TASK OBJECTIVE:
Gather the lines below that include the string "content", copying each in full.

— start —

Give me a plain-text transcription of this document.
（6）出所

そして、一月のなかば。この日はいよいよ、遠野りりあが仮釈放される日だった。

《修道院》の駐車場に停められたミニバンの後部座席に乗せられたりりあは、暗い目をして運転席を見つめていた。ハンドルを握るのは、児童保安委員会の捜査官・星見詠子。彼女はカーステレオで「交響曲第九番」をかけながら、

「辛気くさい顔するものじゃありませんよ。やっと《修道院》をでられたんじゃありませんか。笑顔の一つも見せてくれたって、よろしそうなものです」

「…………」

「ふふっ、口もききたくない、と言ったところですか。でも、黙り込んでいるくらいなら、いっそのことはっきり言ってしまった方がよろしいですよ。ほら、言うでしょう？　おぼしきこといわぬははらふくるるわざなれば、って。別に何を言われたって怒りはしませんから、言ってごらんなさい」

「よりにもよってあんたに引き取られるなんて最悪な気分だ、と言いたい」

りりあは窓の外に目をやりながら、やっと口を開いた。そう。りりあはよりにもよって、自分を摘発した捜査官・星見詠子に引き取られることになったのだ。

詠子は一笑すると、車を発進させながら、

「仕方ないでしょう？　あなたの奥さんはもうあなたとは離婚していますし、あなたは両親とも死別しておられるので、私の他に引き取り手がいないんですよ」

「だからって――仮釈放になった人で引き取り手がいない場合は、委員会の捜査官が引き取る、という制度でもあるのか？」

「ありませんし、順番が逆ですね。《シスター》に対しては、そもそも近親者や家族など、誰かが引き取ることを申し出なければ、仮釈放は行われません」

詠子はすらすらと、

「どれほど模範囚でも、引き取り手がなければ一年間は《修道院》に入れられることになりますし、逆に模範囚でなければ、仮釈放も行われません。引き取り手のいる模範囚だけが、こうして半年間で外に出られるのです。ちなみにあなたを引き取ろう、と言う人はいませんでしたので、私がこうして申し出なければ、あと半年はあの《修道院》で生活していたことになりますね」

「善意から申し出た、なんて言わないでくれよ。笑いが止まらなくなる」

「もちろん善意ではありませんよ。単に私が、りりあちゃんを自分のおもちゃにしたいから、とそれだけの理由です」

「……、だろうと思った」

— end —
— start —

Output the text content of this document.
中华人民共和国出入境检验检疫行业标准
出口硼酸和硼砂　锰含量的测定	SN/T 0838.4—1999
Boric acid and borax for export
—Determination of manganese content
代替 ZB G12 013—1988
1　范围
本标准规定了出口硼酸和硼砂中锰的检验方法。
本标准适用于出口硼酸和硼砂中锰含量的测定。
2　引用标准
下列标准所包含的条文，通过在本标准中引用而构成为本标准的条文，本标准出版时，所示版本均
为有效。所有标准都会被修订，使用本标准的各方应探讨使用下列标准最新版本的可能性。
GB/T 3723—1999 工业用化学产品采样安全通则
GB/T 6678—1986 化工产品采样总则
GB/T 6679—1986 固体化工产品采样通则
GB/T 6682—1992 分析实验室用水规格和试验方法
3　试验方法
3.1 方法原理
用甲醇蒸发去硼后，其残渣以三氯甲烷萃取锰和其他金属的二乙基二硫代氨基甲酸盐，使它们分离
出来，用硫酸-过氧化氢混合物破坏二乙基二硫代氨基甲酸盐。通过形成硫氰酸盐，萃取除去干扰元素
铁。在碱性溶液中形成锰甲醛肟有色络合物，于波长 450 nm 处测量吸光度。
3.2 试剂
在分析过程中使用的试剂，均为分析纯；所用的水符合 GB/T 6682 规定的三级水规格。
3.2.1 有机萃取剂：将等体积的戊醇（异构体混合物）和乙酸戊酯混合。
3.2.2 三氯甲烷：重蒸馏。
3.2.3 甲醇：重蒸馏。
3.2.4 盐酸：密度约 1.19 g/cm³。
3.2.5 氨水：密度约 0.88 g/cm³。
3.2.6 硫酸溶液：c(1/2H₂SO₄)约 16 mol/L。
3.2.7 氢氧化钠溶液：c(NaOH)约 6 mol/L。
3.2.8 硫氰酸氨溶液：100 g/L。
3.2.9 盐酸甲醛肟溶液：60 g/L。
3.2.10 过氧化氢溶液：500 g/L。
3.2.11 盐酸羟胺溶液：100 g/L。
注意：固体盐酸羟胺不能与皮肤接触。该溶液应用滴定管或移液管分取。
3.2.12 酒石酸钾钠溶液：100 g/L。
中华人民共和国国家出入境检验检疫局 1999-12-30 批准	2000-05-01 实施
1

— end —

SOLVED EXERCISE:
Output the text content of this document.
—Determination of manganese content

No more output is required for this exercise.